++++ Entries shown ++++
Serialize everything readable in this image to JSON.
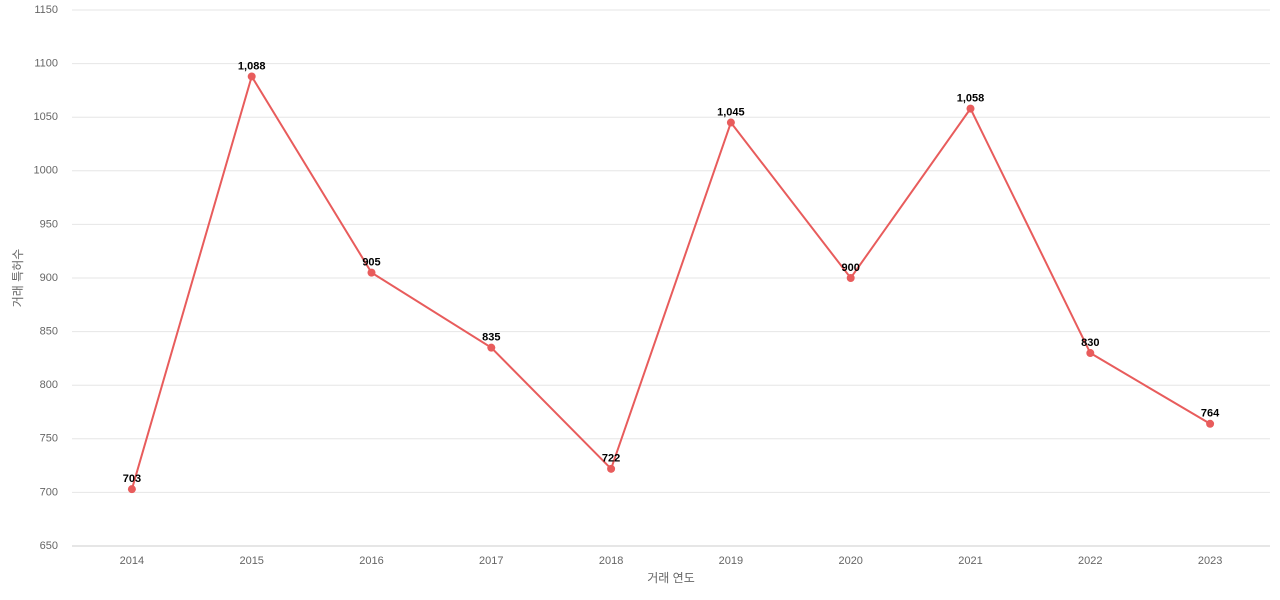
{
  "chart_data": {
    "type": "line",
    "x_label": "거래 연도",
    "y_label": "거래 특허수",
    "categories": [
      "2014",
      "2015",
      "2016",
      "2017",
      "2018",
      "2019",
      "2020",
      "2021",
      "2022",
      "2023"
    ],
    "values": [
      703,
      1088,
      905,
      835,
      722,
      1045,
      900,
      1058,
      830,
      764
    ],
    "value_labels": [
      "703",
      "1,088",
      "905",
      "835",
      "722",
      "1,045",
      "900",
      "1,058",
      "830",
      "764"
    ],
    "color": "#e85c5c",
    "ylim": [
      650,
      1150
    ],
    "yticks": [
      650,
      700,
      750,
      800,
      850,
      900,
      950,
      1000,
      1050,
      1100,
      1150
    ],
    "grid": true
  }
}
++++
* **Task details**
Your task is to repeat the data above exactly while excluding the pictures.

* **Written response**
Serialize everything readable in this image to JSON.
{
  "chart_data": {
    "type": "line",
    "x_label": "거래 연도",
    "y_label": "거래 특허수",
    "categories": [
      "2014",
      "2015",
      "2016",
      "2017",
      "2018",
      "2019",
      "2020",
      "2021",
      "2022",
      "2023"
    ],
    "values": [
      703,
      1088,
      905,
      835,
      722,
      1045,
      900,
      1058,
      830,
      764
    ],
    "value_labels": [
      "703",
      "1,088",
      "905",
      "835",
      "722",
      "1,045",
      "900",
      "1,058",
      "830",
      "764"
    ],
    "color": "#e85c5c",
    "ylim": [
      650,
      1150
    ],
    "yticks": [
      650,
      700,
      750,
      800,
      850,
      900,
      950,
      1000,
      1050,
      1100,
      1150
    ],
    "grid": true
  }
}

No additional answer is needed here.